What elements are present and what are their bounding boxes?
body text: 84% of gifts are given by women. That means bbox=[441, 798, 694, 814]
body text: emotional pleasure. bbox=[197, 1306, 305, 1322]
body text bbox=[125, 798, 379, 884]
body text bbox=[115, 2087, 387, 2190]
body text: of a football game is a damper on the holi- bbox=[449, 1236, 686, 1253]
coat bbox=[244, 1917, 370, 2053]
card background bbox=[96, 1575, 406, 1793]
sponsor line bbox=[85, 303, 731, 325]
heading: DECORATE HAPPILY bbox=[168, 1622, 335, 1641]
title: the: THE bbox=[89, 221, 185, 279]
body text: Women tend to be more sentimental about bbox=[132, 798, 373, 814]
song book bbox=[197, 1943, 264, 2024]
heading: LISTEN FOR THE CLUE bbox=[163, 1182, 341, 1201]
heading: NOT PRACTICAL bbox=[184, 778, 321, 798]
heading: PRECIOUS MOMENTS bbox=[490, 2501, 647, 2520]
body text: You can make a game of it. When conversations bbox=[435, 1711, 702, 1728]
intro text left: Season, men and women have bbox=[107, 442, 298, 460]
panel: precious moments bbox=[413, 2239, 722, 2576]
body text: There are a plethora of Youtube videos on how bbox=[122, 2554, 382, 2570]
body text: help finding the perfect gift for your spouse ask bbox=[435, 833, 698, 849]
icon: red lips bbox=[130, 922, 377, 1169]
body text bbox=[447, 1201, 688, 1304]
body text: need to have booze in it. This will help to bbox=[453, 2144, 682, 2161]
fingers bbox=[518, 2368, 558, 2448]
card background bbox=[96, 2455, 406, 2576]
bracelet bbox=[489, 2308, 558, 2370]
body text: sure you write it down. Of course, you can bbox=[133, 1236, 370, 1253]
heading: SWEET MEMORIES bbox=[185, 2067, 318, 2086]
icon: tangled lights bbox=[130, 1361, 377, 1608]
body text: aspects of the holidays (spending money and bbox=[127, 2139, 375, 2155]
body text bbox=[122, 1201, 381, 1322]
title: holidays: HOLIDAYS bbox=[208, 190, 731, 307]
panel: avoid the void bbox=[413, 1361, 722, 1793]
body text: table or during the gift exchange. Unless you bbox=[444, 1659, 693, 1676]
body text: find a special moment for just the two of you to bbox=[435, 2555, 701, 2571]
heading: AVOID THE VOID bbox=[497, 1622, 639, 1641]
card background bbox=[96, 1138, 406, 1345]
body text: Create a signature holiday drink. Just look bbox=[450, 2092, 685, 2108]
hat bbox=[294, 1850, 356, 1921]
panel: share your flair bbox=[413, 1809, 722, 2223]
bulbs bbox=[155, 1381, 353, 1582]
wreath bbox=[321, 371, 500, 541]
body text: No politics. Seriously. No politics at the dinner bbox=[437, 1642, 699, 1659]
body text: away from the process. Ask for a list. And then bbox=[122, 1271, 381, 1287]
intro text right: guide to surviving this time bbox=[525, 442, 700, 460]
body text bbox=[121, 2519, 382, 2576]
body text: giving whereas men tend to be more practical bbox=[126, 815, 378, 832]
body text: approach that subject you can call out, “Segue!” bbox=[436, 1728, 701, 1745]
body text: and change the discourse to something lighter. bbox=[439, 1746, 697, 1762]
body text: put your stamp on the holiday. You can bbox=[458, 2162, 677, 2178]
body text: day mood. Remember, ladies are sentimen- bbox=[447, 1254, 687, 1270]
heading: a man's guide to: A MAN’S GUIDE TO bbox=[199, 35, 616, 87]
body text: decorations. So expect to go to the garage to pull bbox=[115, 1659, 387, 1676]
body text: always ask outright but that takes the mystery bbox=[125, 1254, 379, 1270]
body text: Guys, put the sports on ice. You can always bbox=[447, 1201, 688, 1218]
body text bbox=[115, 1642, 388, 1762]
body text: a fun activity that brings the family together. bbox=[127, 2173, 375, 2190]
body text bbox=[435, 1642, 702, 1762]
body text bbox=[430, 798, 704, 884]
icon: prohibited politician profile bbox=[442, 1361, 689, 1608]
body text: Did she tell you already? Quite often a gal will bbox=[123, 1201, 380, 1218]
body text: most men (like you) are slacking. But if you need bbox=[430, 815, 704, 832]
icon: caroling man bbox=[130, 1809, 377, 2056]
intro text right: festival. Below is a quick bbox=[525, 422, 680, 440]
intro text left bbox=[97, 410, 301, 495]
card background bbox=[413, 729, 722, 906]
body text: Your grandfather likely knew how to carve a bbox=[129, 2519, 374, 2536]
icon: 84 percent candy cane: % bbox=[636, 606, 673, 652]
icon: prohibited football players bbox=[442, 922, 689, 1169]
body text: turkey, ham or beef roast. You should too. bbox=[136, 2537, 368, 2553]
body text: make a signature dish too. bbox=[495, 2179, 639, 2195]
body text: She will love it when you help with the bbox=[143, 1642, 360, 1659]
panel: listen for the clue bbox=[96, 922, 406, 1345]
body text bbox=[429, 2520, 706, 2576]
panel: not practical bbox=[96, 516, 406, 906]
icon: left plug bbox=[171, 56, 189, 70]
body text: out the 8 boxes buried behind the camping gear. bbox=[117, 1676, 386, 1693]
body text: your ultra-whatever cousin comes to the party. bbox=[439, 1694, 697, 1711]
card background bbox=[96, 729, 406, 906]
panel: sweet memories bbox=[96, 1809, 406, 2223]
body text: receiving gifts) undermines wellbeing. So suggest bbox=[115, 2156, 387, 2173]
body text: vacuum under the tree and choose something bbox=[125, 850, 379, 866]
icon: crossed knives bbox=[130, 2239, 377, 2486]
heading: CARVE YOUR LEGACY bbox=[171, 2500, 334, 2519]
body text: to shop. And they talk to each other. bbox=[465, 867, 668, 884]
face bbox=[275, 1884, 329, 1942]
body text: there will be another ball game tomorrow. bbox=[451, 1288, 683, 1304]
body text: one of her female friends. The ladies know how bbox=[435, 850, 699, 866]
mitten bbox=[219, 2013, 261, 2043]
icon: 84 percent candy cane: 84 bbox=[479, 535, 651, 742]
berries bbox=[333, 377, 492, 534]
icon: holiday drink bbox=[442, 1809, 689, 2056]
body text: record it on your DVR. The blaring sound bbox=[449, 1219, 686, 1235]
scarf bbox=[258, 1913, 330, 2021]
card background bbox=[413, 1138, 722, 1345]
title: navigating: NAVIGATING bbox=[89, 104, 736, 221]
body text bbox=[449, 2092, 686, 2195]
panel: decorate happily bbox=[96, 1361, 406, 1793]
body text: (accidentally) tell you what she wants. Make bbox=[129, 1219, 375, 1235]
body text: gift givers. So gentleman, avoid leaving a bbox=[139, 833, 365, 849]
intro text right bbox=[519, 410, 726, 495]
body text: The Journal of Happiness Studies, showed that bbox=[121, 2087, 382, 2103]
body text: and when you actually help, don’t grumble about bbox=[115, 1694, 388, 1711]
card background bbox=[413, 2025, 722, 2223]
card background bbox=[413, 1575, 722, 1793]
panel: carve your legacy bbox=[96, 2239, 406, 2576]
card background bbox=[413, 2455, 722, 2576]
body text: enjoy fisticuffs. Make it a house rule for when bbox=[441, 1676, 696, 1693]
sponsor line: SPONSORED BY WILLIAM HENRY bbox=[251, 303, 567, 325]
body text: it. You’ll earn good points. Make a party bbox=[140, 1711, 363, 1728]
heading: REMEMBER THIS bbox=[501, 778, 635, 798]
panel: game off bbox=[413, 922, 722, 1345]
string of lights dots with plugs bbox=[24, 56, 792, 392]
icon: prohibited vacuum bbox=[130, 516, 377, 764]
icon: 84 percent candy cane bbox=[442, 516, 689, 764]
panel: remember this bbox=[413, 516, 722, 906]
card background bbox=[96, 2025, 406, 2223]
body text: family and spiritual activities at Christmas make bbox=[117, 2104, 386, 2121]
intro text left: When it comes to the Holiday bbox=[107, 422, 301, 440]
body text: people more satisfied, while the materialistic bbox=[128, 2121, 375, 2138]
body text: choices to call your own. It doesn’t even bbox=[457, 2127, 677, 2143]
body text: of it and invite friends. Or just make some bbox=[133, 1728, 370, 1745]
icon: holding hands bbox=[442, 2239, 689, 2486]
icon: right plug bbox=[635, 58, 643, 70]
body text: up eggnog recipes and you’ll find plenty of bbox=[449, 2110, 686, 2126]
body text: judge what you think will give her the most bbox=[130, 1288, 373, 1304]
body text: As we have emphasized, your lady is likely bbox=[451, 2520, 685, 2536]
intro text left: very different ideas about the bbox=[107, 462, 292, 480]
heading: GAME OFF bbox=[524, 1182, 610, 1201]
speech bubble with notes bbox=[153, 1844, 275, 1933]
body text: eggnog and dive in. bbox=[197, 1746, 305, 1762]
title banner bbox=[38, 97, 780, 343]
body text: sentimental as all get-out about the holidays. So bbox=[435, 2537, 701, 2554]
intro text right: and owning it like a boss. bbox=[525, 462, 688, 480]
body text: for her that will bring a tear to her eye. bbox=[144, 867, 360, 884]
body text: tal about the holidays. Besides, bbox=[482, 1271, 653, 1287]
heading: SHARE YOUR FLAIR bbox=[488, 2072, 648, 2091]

§ **INSTRUCTIONS TO FOLLOW**:
Retype everything from the start of the listing down through the line containing "bracelet bbox=[489, 2308, 558, 2370]", keeping each line exactly the same.

§ **EXERCISE OUTPUT**:
What elements are present and what are their bounding boxes?
body text: 84% of gifts are given by women. That means bbox=[441, 798, 694, 814]
body text: emotional pleasure. bbox=[197, 1306, 305, 1322]
body text bbox=[125, 798, 379, 884]
body text bbox=[115, 2087, 387, 2190]
body text: of a football game is a damper on the holi- bbox=[449, 1236, 686, 1253]
coat bbox=[244, 1917, 370, 2053]
card background bbox=[96, 1575, 406, 1793]
sponsor line bbox=[85, 303, 731, 325]
heading: DECORATE HAPPILY bbox=[168, 1622, 335, 1641]
title: the: THE bbox=[89, 221, 185, 279]
body text: Women tend to be more sentimental about bbox=[132, 798, 373, 814]
song book bbox=[197, 1943, 264, 2024]
heading: LISTEN FOR THE CLUE bbox=[163, 1182, 341, 1201]
heading: NOT PRACTICAL bbox=[184, 778, 321, 798]
heading: PRECIOUS MOMENTS bbox=[490, 2501, 647, 2520]
body text: You can make a game of it. When conversations bbox=[435, 1711, 702, 1728]
intro text left: Season, men and women have bbox=[107, 442, 298, 460]
panel: precious moments bbox=[413, 2239, 722, 2576]
body text: There are a plethora of Youtube videos on how bbox=[122, 2554, 382, 2570]
body text: help finding the perfect gift for your spouse ask bbox=[435, 833, 698, 849]
icon: red lips bbox=[130, 922, 377, 1169]
body text bbox=[447, 1201, 688, 1304]
body text: need to have booze in it. This will help to bbox=[453, 2144, 682, 2161]
fingers bbox=[518, 2368, 558, 2448]
card background bbox=[96, 2455, 406, 2576]
bracelet bbox=[489, 2308, 558, 2370]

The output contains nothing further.